→ RECORDS SHOWN:
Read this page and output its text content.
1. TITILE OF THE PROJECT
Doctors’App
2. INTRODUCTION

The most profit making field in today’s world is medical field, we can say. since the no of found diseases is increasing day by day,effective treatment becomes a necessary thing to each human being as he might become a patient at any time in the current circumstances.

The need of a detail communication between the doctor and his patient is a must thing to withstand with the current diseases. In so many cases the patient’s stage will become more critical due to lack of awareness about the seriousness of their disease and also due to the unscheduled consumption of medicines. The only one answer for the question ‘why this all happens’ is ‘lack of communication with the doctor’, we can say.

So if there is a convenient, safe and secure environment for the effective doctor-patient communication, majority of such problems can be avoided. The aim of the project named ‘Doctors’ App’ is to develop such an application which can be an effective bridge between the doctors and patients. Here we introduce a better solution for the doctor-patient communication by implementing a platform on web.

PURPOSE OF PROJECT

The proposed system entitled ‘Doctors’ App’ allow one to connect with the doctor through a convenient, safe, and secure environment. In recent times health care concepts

→ WHAT THE TASK REQUIRES:
In this exercise, you retype all of the data exactly as it appears above.

→ EXERCISE ANSWER:
Read this page and output its text content.
1. TITILE OF THE PROJECT
Doctors’App
2. INTRODUCTION

The most profit making field in today’s world is medical field, we can say. since the no of found diseases is increasing day by day,effective treatment becomes a necessary thing to each human being as he might become a patient at any time in the current circumstances.

The need of a detail communication between the doctor and his patient is a must thing to withstand with the current diseases. In so many cases the patient’s stage will become more critical due to lack of awareness about the seriousness of their disease and also due to the unscheduled consumption of medicines. The only one answer for the question ‘why this all happens’ is ‘lack of communication with the doctor’, we can say.

So if there is a convenient, safe and secure environment for the effective doctor-patient communication, majority of such problems can be avoided. The aim of the project named ‘Doctors’ App’ is to develop such an application which can be an effective bridge between the doctors and patients. Here we introduce a better solution for the doctor-patient communication by implementing a platform on web.

PURPOSE OF PROJECT

The proposed system entitled ‘Doctors’ App’ allow one to connect with the doctor through a convenient, safe, and secure environment. In recent times health care concepts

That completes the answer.